[Begin Records supplied]

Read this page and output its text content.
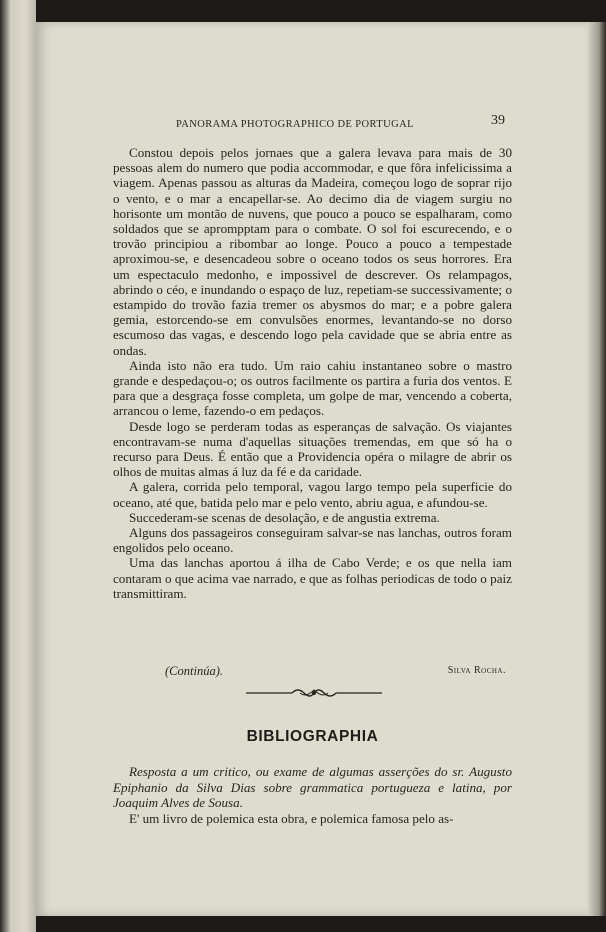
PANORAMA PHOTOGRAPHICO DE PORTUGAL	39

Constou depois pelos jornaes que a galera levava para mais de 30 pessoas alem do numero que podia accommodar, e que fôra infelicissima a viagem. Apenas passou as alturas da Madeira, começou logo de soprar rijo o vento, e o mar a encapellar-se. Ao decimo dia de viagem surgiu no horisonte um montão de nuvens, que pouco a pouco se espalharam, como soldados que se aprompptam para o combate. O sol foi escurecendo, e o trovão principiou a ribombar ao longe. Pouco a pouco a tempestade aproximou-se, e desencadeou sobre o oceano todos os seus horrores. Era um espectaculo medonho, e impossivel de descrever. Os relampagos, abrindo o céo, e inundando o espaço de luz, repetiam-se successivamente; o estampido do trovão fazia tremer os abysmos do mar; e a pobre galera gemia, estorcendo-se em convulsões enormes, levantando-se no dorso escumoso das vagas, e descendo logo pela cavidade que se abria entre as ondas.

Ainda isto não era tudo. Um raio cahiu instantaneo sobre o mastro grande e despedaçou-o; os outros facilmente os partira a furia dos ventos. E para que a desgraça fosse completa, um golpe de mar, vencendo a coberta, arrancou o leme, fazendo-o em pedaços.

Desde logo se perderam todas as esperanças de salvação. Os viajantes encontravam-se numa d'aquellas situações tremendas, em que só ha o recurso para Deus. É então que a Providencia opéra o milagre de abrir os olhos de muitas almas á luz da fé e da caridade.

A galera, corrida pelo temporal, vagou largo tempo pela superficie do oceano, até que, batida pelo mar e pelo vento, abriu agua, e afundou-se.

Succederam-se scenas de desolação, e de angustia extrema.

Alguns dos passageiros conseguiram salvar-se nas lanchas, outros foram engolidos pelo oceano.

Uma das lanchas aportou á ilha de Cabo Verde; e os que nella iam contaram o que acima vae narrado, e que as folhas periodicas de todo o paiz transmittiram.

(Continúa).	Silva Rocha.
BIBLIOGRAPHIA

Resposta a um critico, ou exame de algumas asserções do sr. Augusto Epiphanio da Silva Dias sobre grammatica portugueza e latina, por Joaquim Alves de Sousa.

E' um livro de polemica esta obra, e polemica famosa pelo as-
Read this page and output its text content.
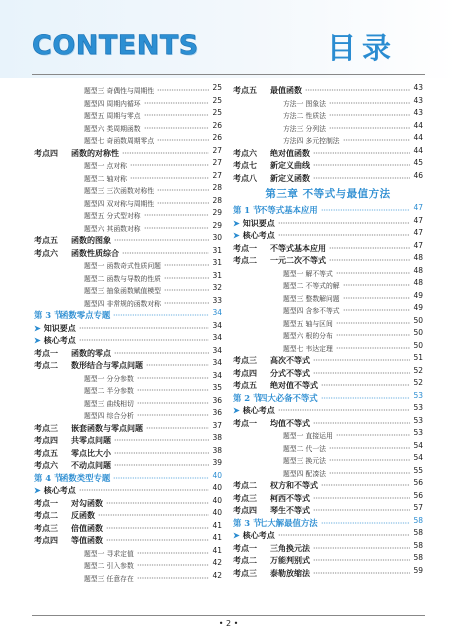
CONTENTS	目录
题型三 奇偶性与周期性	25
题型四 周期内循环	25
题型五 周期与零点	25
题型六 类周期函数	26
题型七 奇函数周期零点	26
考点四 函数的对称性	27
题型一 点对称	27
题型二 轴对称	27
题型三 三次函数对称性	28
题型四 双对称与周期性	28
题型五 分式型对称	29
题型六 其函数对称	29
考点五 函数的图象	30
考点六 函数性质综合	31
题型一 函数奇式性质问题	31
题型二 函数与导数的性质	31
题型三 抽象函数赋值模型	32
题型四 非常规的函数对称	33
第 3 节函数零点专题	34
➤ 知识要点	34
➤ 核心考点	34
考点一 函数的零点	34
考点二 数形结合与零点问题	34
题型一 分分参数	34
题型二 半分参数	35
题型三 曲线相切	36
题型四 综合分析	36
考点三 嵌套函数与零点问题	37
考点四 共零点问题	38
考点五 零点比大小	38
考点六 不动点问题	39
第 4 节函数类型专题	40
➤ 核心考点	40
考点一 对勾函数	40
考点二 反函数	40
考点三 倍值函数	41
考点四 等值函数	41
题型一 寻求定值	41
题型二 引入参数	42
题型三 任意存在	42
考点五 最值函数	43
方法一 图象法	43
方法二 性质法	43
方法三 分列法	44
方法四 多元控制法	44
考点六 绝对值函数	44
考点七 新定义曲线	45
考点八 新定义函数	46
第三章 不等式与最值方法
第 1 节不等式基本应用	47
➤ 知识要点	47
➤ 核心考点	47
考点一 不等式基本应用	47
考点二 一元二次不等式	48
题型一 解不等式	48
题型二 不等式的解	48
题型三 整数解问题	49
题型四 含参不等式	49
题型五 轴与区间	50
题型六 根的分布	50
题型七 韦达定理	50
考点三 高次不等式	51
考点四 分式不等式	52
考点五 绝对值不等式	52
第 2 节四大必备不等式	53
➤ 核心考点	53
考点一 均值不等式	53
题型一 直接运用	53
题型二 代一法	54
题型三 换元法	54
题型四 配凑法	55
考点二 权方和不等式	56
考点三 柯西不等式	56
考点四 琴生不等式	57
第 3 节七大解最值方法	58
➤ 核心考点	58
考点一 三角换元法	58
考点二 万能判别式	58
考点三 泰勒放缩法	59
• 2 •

[End Records supplied]
[Begin Records supplied]

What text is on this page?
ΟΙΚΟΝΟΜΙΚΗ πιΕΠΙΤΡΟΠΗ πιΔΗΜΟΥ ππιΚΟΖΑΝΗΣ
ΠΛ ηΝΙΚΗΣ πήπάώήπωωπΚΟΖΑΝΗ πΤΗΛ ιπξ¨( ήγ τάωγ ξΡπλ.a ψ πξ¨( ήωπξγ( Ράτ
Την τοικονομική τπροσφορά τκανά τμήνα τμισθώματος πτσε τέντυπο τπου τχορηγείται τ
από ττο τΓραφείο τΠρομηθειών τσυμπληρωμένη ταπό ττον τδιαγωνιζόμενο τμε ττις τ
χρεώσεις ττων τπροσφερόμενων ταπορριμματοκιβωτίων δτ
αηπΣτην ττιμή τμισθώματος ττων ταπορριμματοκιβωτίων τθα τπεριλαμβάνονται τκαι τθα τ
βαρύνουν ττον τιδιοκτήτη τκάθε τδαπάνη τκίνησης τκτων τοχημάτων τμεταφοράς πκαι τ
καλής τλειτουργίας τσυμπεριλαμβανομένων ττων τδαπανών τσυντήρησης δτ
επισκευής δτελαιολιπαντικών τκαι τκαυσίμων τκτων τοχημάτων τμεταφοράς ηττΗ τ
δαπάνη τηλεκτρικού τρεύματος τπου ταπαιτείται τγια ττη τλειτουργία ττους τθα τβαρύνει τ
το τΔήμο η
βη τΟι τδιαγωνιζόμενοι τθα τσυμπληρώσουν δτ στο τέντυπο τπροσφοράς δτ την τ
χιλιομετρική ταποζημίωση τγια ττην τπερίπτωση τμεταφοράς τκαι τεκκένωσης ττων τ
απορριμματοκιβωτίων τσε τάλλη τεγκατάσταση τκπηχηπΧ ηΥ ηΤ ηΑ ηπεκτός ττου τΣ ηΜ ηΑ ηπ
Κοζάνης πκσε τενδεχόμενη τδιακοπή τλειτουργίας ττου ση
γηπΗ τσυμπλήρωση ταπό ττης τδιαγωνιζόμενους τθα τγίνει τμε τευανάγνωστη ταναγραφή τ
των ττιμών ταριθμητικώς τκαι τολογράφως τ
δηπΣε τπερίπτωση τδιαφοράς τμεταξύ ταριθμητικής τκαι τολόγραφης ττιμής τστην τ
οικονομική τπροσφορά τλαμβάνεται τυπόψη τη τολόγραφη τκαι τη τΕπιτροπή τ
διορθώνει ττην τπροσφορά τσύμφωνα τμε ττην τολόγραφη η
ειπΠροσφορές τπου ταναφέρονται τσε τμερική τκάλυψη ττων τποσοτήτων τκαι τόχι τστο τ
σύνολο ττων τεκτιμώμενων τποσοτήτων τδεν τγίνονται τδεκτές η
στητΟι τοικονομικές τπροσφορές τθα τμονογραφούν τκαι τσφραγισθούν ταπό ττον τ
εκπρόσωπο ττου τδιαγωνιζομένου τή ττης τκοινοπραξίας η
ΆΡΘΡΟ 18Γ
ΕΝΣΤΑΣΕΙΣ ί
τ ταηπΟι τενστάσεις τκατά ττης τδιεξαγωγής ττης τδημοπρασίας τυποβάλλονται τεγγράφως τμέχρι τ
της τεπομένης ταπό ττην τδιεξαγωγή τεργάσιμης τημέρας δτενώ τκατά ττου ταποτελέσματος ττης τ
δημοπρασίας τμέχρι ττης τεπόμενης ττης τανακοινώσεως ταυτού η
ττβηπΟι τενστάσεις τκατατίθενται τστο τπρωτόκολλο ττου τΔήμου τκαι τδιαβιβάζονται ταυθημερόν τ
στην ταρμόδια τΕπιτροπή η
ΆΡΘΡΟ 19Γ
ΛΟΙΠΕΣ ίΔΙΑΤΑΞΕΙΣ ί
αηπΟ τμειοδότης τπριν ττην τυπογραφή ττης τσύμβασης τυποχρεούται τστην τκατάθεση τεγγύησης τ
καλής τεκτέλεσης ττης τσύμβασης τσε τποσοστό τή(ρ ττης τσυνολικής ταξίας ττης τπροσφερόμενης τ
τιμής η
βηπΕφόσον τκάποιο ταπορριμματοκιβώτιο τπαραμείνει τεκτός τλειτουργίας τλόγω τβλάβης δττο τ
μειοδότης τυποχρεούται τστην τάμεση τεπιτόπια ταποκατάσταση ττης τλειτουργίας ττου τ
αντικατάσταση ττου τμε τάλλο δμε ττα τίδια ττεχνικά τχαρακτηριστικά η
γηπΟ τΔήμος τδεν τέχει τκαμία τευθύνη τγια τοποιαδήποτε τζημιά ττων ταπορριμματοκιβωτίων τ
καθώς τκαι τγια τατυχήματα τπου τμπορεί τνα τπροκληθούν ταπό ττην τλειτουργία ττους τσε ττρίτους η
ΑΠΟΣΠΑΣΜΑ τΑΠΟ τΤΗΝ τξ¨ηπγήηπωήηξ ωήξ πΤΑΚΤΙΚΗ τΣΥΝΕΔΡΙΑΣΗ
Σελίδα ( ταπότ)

[End Records supplied]
[Begin Records supplied]

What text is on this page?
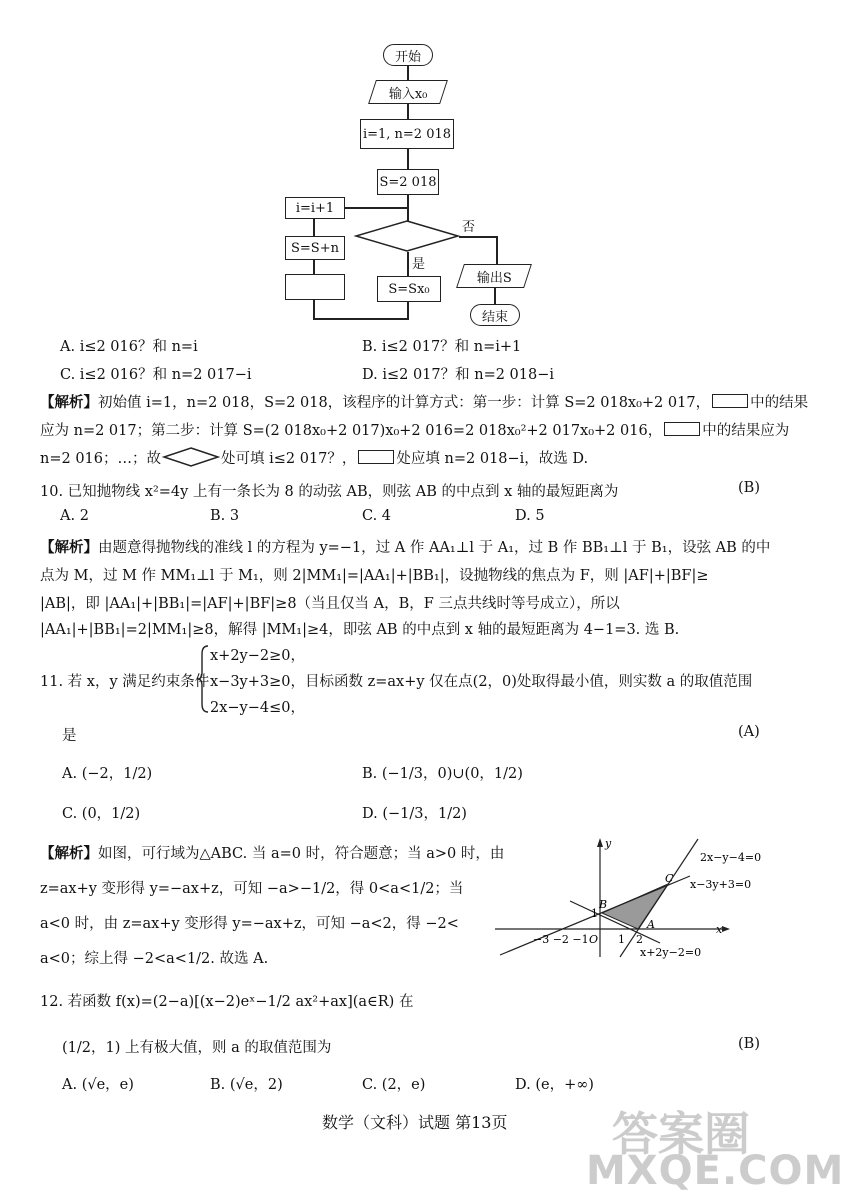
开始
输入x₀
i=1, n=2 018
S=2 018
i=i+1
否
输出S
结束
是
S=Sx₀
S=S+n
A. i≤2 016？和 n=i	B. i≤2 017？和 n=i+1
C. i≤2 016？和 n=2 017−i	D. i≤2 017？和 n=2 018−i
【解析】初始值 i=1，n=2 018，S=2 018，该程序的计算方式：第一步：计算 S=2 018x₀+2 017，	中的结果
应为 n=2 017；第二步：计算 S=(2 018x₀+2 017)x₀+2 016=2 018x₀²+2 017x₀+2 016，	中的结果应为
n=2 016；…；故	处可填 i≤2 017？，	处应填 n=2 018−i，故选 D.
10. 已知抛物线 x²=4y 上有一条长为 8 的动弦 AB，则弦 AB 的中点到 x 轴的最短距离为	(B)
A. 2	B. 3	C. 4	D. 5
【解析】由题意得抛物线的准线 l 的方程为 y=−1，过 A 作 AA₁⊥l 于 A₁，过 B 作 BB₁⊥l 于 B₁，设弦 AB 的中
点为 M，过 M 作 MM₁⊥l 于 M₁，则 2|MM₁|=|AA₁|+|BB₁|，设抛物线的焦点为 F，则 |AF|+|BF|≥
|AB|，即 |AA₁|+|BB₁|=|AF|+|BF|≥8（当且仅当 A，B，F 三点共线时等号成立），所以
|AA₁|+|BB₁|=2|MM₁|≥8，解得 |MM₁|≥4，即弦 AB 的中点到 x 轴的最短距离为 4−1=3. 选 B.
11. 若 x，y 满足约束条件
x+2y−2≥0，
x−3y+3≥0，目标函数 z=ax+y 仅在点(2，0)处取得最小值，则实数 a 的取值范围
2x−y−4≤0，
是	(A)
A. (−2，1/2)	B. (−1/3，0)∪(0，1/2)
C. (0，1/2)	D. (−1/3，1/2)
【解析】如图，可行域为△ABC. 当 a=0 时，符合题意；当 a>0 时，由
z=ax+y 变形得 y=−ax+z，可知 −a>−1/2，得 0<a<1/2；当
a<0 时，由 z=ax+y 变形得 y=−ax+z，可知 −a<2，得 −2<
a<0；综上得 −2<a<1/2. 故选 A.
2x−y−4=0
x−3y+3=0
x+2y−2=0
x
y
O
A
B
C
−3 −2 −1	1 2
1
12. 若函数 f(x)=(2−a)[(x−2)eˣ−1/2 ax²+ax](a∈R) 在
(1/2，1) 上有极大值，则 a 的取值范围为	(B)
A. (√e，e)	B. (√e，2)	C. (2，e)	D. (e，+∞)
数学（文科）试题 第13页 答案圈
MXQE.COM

[End Records supplied]

-- Exercise brief --
Go through the records and gather the lines that hold "logo".

-- The result --
Constou depois pelos jornaes que a galera levava para mais de 30 pessoas alem do numero que podia accommodar, e que fôra infelicissima a viagem. Apenas passou as alturas da Madeira, começou logo de soprar rijo o vento, e o mar a encapellar-se. Ao decimo dia de viagem surgiu no horisonte um montão de nuvens, que pouco a pouco se espalharam, como soldados que se aprompptam para o combate. O sol foi escurecendo, e o trovão principiou a ribombar ao longe. Pouco a pouco a tempestade aproximou-se, e desencadeou sobre o oceano todos os seus horrores. Era um espectaculo medonho, e impossivel de descrever. Os relampagos, abrindo o céo, e inundando o espaço de luz, repetiam-se successivamente; o estampido do trovão fazia tremer os abysmos do mar; e a pobre galera gemia, estorcendo-se em convulsões enormes, levantando-se no dorso escumoso das vagas, e descendo logo pela cavidade que se abria entre as ondas.
Desde logo se perderam todas as esperanças de salvação. Os viajantes encontravam-se numa d'aquellas situações tremendas, em que só ha o recurso para Deus. É então que a Providencia opéra o milagre de abrir os olhos de muitas almas á luz da fé e da caridade.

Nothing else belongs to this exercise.